What is expected: Write the records below out in full, character for character, with no pictures.

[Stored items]
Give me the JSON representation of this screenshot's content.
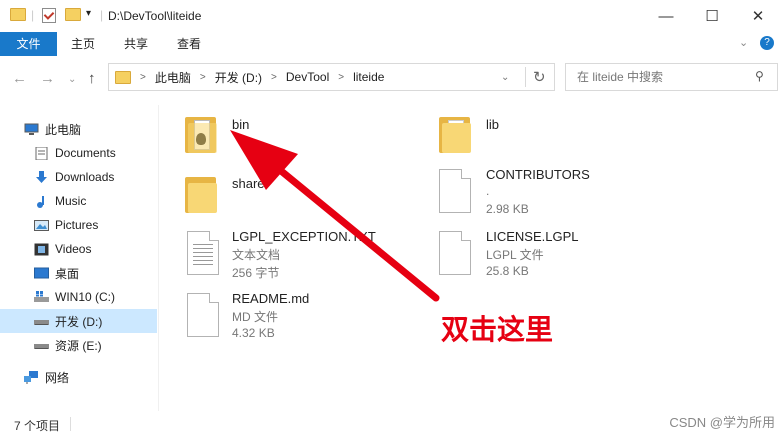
{
  "window": {
    "title": "D:\\DevTool\\liteide",
    "controls": [
      "—",
      "☐",
      "✕"
    ]
  },
  "ribbon": {
    "tabs": [
      "文件",
      "主页",
      "共享",
      "查看"
    ]
  },
  "address": {
    "crumbs": [
      "此电脑",
      "开发 (D:)",
      "DevTool",
      "liteide"
    ],
    "separator": ">",
    "search_placeholder": "在 liteide 中搜索"
  },
  "sidebar": {
    "items": [
      {
        "label": "此电脑",
        "icon": "computer-icon"
      },
      {
        "label": "Documents",
        "icon": "documents-icon"
      },
      {
        "label": "Downloads",
        "icon": "downloads-icon"
      },
      {
        "label": "Music",
        "icon": "music-icon"
      },
      {
        "label": "Pictures",
        "icon": "pictures-icon"
      },
      {
        "label": "Videos",
        "icon": "videos-icon"
      },
      {
        "label": "桌面",
        "icon": "desktop-icon"
      },
      {
        "label": "WIN10 (C:)",
        "icon": "drive-icon"
      },
      {
        "label": "开发 (D:)",
        "icon": "drive-icon",
        "selected": true
      },
      {
        "label": "资源 (E:)",
        "icon": "drive-icon"
      },
      {
        "label": "网络",
        "icon": "network-icon"
      }
    ]
  },
  "files": [
    {
      "name": "bin",
      "type": "folder"
    },
    {
      "name": "lib",
      "type": "folder"
    },
    {
      "name": "share",
      "type": "folder"
    },
    {
      "name": "CONTRIBUTORS",
      "type": "file",
      "meta": [
        ".",
        "2.98 KB"
      ]
    },
    {
      "name": "LGPL_EXCEPTION.TXT",
      "type": "file",
      "meta": [
        "文本文档",
        "256 字节"
      ]
    },
    {
      "name": "LICENSE.LGPL",
      "type": "file",
      "meta": [
        "LGPL 文件",
        "25.8 KB"
      ]
    },
    {
      "name": "README.md",
      "type": "file",
      "meta": [
        "MD 文件",
        "4.32 KB"
      ]
    }
  ],
  "status": {
    "text": "7 个项目"
  },
  "annotation": {
    "text": "双击这里",
    "color": "#e60012"
  },
  "watermark": "CSDN @学为所用"
}
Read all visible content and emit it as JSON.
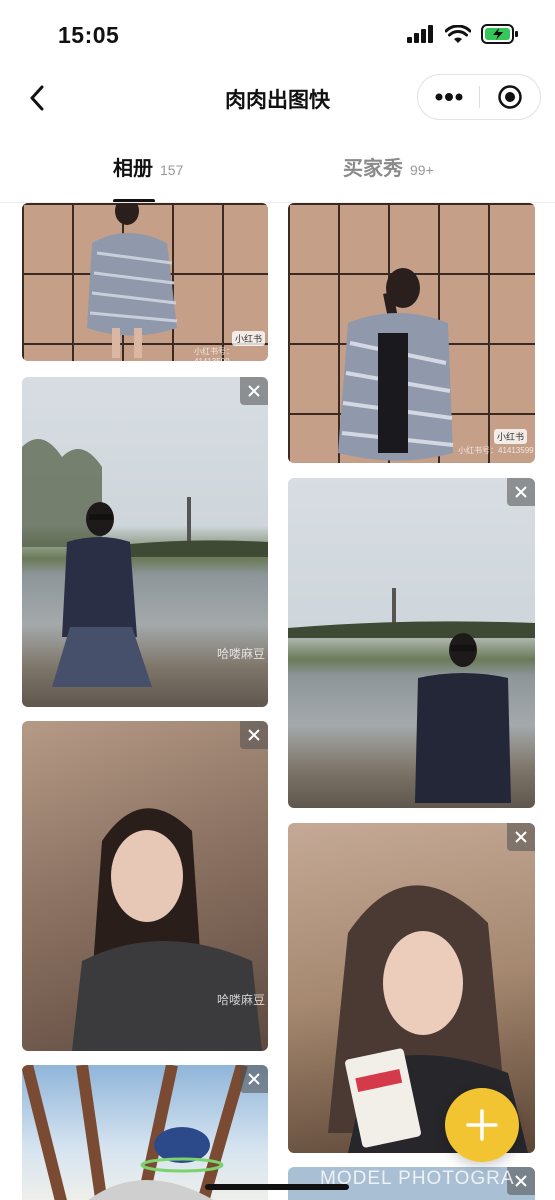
{
  "status_bar": {
    "time": "15:05"
  },
  "nav": {
    "title": "肉肉出图快"
  },
  "tabs": [
    {
      "label": "相册",
      "count": "157"
    },
    {
      "label": "买家秀",
      "count": "99+"
    }
  ],
  "watermark": {
    "badge": "小红书",
    "id": "小红书号：41413599",
    "brand": "哈喽麻豆"
  },
  "footer_text": "MODEL PHOTOGRA",
  "colors": {
    "accent": "#f3c431",
    "text": "#111111",
    "muted": "#999999"
  }
}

Written solution:
Give me the JSON representation of this screenshot's content.
{
  "window": {
    "title": "D:\\DevTool\\liteide",
    "controls": [
      "—",
      "☐",
      "✕"
    ]
  },
  "ribbon": {
    "tabs": [
      "文件",
      "主页",
      "共享",
      "查看"
    ]
  },
  "address": {
    "crumbs": [
      "此电脑",
      "开发 (D:)",
      "DevTool",
      "liteide"
    ],
    "separator": ">",
    "search_placeholder": "在 liteide 中搜索"
  },
  "sidebar": {
    "items": [
      {
        "label": "此电脑",
        "icon": "computer-icon"
      },
      {
        "label": "Documents",
        "icon": "documents-icon"
      },
      {
        "label": "Downloads",
        "icon": "downloads-icon"
      },
      {
        "label": "Music",
        "icon": "music-icon"
      },
      {
        "label": "Pictures",
        "icon": "pictures-icon"
      },
      {
        "label": "Videos",
        "icon": "videos-icon"
      },
      {
        "label": "桌面",
        "icon": "desktop-icon"
      },
      {
        "label": "WIN10 (C:)",
        "icon": "drive-icon"
      },
      {
        "label": "开发 (D:)",
        "icon": "drive-icon",
        "selected": true
      },
      {
        "label": "资源 (E:)",
        "icon": "drive-icon"
      },
      {
        "label": "网络",
        "icon": "network-icon"
      }
    ]
  },
  "files": [
    {
      "name": "bin",
      "type": "folder"
    },
    {
      "name": "lib",
      "type": "folder"
    },
    {
      "name": "share",
      "type": "folder"
    },
    {
      "name": "CONTRIBUTORS",
      "type": "file",
      "meta": [
        ".",
        "2.98 KB"
      ]
    },
    {
      "name": "LGPL_EXCEPTION.TXT",
      "type": "file",
      "meta": [
        "文本文档",
        "256 字节"
      ]
    },
    {
      "name": "LICENSE.LGPL",
      "type": "file",
      "meta": [
        "LGPL 文件",
        "25.8 KB"
      ]
    },
    {
      "name": "README.md",
      "type": "file",
      "meta": [
        "MD 文件",
        "4.32 KB"
      ]
    }
  ],
  "status": {
    "text": "7 个项目"
  },
  "annotation": {
    "text": "双击这里",
    "color": "#e60012"
  },
  "watermark": "CSDN @学为所用"
}
Read all visible content and emit it as JSON.
{
  "status_bar": {
    "time": "15:05"
  },
  "nav": {
    "title": "肉肉出图快"
  },
  "tabs": [
    {
      "label": "相册",
      "count": "157"
    },
    {
      "label": "买家秀",
      "count": "99+"
    }
  ],
  "watermark": {
    "badge": "小红书",
    "id": "小红书号：41413599",
    "brand": "哈喽麻豆"
  },
  "footer_text": "MODEL PHOTOGRA",
  "colors": {
    "accent": "#f3c431",
    "text": "#111111",
    "muted": "#999999"
  }
}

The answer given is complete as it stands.